Extract provided:
** Begin **

- Presented by: Niki Kanchev Evelina Pavlova
- No. of days: 92
- No. of housemates: 15
- Winner: Zdravko Vasilev
- Runner-up: Svetlozara Trendafilova

Release
- Original network: Nova Television
- Original release: 18 October 2004 – 17 January 2005

Season chronology
- Next → Season 2

= Big Brother 1 (Bulgarian season) =

Big Brother 1 was the first season of the Bulgarian version of Big Brother and the first reality show in Bulgaria. The show was aired on Nova Television. The show started on 18 October 2004 and ended on 17 January 2005, and it was hosted by Niki Kanchev and Evelina Pavlova. The winner was Zdravko, who won 200,000 leva. He also participated in the second season of VIP Brother - the season was won by his wife.

==Housemates==
12 Housemates entered the House on Day 1, and another 1 on Day 18. Veneta and Zeyneb entered on Day 50.

** End **

Task to complete: List every person named in the Big Brother 1 text, counting each person once. Rely only on the Big Brother 1 text for this work.

Dataset rows:
** Begin **

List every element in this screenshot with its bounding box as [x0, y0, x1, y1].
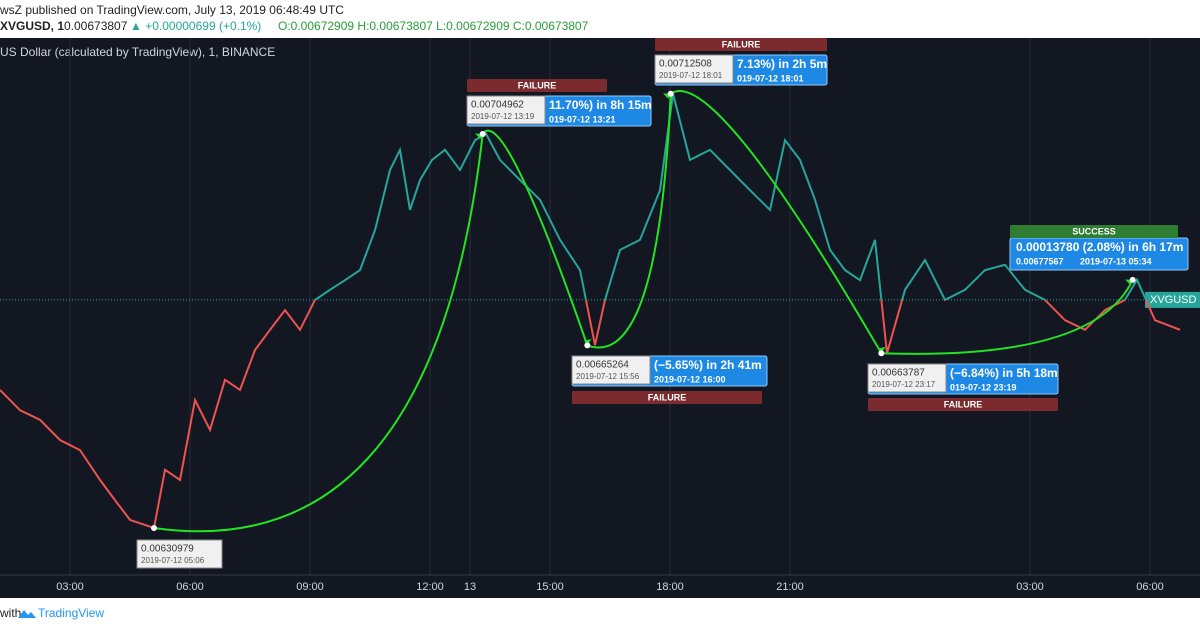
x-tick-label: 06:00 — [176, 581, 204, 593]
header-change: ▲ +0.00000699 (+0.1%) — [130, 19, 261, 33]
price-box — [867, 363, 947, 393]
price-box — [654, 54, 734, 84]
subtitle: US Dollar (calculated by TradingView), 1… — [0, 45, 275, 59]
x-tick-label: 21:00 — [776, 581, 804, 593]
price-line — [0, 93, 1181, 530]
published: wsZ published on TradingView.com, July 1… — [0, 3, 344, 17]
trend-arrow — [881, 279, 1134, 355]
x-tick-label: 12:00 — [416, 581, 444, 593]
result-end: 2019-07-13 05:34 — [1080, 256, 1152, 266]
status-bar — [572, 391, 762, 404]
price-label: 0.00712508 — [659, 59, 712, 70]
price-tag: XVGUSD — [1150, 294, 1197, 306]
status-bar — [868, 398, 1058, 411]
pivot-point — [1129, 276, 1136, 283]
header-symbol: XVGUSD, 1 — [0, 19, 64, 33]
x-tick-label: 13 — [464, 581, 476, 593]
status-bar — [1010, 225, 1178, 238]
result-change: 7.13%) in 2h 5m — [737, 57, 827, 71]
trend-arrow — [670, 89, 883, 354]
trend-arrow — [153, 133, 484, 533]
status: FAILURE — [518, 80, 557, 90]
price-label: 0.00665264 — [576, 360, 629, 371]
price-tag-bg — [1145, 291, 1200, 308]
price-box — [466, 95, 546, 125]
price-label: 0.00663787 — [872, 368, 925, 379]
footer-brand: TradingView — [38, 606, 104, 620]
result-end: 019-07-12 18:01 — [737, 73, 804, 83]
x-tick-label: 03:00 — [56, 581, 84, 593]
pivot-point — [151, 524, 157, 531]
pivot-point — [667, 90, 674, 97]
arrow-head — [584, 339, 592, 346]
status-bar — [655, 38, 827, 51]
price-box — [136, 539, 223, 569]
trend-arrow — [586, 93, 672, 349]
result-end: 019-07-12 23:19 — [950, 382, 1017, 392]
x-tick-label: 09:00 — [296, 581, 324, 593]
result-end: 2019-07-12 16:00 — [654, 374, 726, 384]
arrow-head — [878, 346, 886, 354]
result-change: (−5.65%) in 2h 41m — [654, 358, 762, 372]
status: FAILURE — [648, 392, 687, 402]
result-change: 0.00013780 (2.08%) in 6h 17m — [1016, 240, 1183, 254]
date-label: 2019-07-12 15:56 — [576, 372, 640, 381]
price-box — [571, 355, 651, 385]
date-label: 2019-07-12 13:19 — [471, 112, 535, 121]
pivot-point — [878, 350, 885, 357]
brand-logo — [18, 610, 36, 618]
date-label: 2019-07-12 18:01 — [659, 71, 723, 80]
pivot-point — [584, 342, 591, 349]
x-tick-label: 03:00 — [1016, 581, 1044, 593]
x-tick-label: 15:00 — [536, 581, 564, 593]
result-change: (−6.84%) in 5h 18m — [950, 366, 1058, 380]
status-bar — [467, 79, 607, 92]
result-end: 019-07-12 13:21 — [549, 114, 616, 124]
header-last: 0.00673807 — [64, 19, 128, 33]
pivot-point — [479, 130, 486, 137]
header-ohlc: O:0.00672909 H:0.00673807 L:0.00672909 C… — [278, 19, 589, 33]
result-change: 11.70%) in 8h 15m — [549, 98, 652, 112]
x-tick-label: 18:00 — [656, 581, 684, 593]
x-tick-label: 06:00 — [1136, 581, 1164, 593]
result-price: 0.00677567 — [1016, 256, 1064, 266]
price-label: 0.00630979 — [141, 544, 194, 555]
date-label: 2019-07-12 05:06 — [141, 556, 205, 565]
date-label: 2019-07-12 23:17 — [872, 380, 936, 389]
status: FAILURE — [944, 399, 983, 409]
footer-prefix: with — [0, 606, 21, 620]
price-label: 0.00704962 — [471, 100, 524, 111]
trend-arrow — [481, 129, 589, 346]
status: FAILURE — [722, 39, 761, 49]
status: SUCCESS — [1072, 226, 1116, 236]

** End **

Problem solution: Niki Kanchev, Evelina Pavlova, Zdravko Vasilev, Svetlozara Trendafilova, Veneta, Zeyneb